About this task
Word for word, output the data that follows.

Input records
=== Section Start ===
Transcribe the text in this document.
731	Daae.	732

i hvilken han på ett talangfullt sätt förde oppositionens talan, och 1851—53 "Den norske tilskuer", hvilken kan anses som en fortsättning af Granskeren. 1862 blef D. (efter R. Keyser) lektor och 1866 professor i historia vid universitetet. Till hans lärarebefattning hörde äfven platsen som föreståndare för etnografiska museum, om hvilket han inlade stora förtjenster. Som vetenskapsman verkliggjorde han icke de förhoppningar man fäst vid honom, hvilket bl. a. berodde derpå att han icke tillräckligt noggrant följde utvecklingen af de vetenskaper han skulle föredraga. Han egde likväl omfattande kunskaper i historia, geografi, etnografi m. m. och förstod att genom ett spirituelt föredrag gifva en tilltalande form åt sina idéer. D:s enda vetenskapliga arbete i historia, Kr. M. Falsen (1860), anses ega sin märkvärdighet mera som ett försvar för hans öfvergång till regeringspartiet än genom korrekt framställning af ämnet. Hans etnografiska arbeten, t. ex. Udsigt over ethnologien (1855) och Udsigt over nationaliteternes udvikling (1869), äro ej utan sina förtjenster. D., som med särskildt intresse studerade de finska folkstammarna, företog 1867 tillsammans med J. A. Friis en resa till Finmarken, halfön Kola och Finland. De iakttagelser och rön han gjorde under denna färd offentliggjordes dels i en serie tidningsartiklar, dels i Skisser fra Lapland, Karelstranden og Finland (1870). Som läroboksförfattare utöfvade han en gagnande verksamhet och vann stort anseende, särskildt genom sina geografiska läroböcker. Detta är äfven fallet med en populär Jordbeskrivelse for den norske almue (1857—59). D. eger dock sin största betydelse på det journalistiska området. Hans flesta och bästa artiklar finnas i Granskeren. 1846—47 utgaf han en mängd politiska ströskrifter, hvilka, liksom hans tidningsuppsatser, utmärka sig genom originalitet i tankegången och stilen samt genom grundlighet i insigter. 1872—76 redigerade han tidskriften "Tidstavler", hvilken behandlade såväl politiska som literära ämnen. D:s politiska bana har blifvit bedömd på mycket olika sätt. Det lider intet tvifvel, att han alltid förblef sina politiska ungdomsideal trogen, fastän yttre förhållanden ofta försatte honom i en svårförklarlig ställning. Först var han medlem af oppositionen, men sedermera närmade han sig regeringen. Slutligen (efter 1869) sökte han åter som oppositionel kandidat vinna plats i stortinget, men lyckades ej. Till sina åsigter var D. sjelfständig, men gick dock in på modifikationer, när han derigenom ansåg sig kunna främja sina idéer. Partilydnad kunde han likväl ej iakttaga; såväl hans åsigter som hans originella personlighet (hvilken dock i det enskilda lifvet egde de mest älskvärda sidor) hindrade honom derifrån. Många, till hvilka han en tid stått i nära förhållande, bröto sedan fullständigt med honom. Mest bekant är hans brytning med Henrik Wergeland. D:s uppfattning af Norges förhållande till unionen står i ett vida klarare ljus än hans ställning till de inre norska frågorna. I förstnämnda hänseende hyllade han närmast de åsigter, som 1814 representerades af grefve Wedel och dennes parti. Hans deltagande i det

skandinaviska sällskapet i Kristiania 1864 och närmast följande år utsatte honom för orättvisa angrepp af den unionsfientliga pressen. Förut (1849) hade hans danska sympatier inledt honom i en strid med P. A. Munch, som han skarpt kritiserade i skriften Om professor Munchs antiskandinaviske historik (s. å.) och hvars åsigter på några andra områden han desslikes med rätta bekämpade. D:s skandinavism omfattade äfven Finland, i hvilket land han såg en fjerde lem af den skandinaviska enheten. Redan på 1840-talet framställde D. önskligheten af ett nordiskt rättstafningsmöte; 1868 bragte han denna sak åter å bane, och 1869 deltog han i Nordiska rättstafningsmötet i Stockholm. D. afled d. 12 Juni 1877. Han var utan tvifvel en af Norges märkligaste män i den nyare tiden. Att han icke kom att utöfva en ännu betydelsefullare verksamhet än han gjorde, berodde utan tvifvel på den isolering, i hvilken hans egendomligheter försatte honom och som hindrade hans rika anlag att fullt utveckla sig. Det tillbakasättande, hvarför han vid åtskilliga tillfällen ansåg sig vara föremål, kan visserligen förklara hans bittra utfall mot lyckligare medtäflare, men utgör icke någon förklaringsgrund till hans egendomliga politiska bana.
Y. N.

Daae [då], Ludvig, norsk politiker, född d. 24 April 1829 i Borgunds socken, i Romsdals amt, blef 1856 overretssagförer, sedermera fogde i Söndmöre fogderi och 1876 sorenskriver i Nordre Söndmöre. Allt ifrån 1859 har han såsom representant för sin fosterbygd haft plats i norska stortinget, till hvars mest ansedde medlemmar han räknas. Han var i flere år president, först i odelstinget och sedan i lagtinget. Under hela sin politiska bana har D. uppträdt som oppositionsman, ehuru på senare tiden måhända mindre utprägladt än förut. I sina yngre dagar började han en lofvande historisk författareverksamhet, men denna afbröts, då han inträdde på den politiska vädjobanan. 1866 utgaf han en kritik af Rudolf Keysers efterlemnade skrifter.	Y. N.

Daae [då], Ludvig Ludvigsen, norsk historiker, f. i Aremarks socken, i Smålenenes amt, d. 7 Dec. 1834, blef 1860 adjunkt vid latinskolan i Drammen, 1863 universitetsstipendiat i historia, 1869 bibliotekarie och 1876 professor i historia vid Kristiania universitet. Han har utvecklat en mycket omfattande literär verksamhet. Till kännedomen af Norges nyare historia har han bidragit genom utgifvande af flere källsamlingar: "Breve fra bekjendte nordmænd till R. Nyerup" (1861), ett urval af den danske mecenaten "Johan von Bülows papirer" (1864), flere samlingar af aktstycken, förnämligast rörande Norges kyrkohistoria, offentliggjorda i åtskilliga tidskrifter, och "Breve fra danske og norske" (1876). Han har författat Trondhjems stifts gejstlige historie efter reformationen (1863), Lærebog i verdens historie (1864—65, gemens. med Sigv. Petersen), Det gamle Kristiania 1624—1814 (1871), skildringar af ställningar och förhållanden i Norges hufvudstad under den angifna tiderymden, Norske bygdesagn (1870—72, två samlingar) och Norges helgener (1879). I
=== Section End ===
Solution
Transcribe the text in this document.
731	Daae.	732

i hvilken han på ett talangfullt sätt förde oppositionens talan, och 1851—53 "Den norske tilskuer", hvilken kan anses som en fortsättning af Granskeren. 1862 blef D. (efter R. Keyser) lektor och 1866 professor i historia vid universitetet. Till hans lärarebefattning hörde äfven platsen som föreståndare för etnografiska museum, om hvilket han inlade stora förtjenster. Som vetenskapsman verkliggjorde han icke de förhoppningar man fäst vid honom, hvilket bl. a. berodde derpå att han icke tillräckligt noggrant följde utvecklingen af de vetenskaper han skulle föredraga. Han egde likväl omfattande kunskaper i historia, geografi, etnografi m. m. och förstod att genom ett spirituelt föredrag gifva en tilltalande form åt sina idéer. D:s enda vetenskapliga arbete i historia, Kr. M. Falsen (1860), anses ega sin märkvärdighet mera som ett försvar för hans öfvergång till regeringspartiet än genom korrekt framställning af ämnet. Hans etnografiska arbeten, t. ex. Udsigt over ethnologien (1855) och Udsigt over nationaliteternes udvikling (1869), äro ej utan sina förtjenster. D., som med särskildt intresse studerade de finska folkstammarna, företog 1867 tillsammans med J. A. Friis en resa till Finmarken, halfön Kola och Finland. De iakttagelser och rön han gjorde under denna färd offentliggjordes dels i en serie tidningsartiklar, dels i Skisser fra Lapland, Karelstranden og Finland (1870). Som läroboksförfattare utöfvade han en gagnande verksamhet och vann stort anseende, särskildt genom sina geografiska läroböcker. Detta är äfven fallet med en populär Jordbeskrivelse for den norske almue (1857—59). D. eger dock sin största betydelse på det journalistiska området. Hans flesta och bästa artiklar finnas i Granskeren. 1846—47 utgaf han en mängd politiska ströskrifter, hvilka, liksom hans tidningsuppsatser, utmärka sig genom originalitet i tankegången och stilen samt genom grundlighet i insigter. 1872—76 redigerade han tidskriften "Tidstavler", hvilken behandlade såväl politiska som literära ämnen. D:s politiska bana har blifvit bedömd på mycket olika sätt. Det lider intet tvifvel, att han alltid förblef sina politiska ungdomsideal trogen, fastän yttre förhållanden ofta försatte honom i en svårförklarlig ställning. Först var han medlem af oppositionen, men sedermera närmade han sig regeringen. Slutligen (efter 1869) sökte han åter som oppositionel kandidat vinna plats i stortinget, men lyckades ej. Till sina åsigter var D. sjelfständig, men gick dock in på modifikationer, när han derigenom ansåg sig kunna främja sina idéer. Partilydnad kunde han likväl ej iakttaga; såväl hans åsigter som hans originella personlighet (hvilken dock i det enskilda lifvet egde de mest älskvärda sidor) hindrade honom derifrån. Många, till hvilka han en tid stått i nära förhållande, bröto sedan fullständigt med honom. Mest bekant är hans brytning med Henrik Wergeland. D:s uppfattning af Norges förhållande till unionen står i ett vida klarare ljus än hans ställning till de inre norska frågorna. I förstnämnda hänseende hyllade han närmast de åsigter, som 1814 representerades af grefve Wedel och dennes parti. Hans deltagande i det

skandinaviska sällskapet i Kristiania 1864 och närmast följande år utsatte honom för orättvisa angrepp af den unionsfientliga pressen. Förut (1849) hade hans danska sympatier inledt honom i en strid med P. A. Munch, som han skarpt kritiserade i skriften Om professor Munchs antiskandinaviske historik (s. å.) och hvars åsigter på några andra områden han desslikes med rätta bekämpade. D:s skandinavism omfattade äfven Finland, i hvilket land han såg en fjerde lem af den skandinaviska enheten. Redan på 1840-talet framställde D. önskligheten af ett nordiskt rättstafningsmöte; 1868 bragte han denna sak åter å bane, och 1869 deltog han i Nordiska rättstafningsmötet i Stockholm. D. afled d. 12 Juni 1877. Han var utan tvifvel en af Norges märkligaste män i den nyare tiden. Att han icke kom att utöfva en ännu betydelsefullare verksamhet än han gjorde, berodde utan tvifvel på den isolering, i hvilken hans egendomligheter försatte honom och som hindrade hans rika anlag att fullt utveckla sig. Det tillbakasättande, hvarför han vid åtskilliga tillfällen ansåg sig vara föremål, kan visserligen förklara hans bittra utfall mot lyckligare medtäflare, men utgör icke någon förklaringsgrund till hans egendomliga politiska bana.
Y. N.

Daae [då], Ludvig, norsk politiker, född d. 24 April 1829 i Borgunds socken, i Romsdals amt, blef 1856 overretssagförer, sedermera fogde i Söndmöre fogderi och 1876 sorenskriver i Nordre Söndmöre. Allt ifrån 1859 har han såsom representant för sin fosterbygd haft plats i norska stortinget, till hvars mest ansedde medlemmar han räknas. Han var i flere år president, först i odelstinget och sedan i lagtinget. Under hela sin politiska bana har D. uppträdt som oppositionsman, ehuru på senare tiden måhända mindre utprägladt än förut. I sina yngre dagar började han en lofvande historisk författareverksamhet, men denna afbröts, då han inträdde på den politiska vädjobanan. 1866 utgaf han en kritik af Rudolf Keysers efterlemnade skrifter.	Y. N.

Daae [då], Ludvig Ludvigsen, norsk historiker, f. i Aremarks socken, i Smålenenes amt, d. 7 Dec. 1834, blef 1860 adjunkt vid latinskolan i Drammen, 1863 universitetsstipendiat i historia, 1869 bibliotekarie och 1876 professor i historia vid Kristiania universitet. Han har utvecklat en mycket omfattande literär verksamhet. Till kännedomen af Norges nyare historia har han bidragit genom utgifvande af flere källsamlingar: "Breve fra bekjendte nordmænd till R. Nyerup" (1861), ett urval af den danske mecenaten "Johan von Bülows papirer" (1864), flere samlingar af aktstycken, förnämligast rörande Norges kyrkohistoria, offentliggjorda i åtskilliga tidskrifter, och "Breve fra danske og norske" (1876). Han har författat Trondhjems stifts gejstlige historie efter reformationen (1863), Lærebog i verdens historie (1864—65, gemens. med Sigv. Petersen), Det gamle Kristiania 1624—1814 (1871), skildringar af ställningar och förhållanden i Norges hufvudstad under den angifna tiderymden, Norske bygdesagn (1870—72, två samlingar) och Norges helgener (1879). I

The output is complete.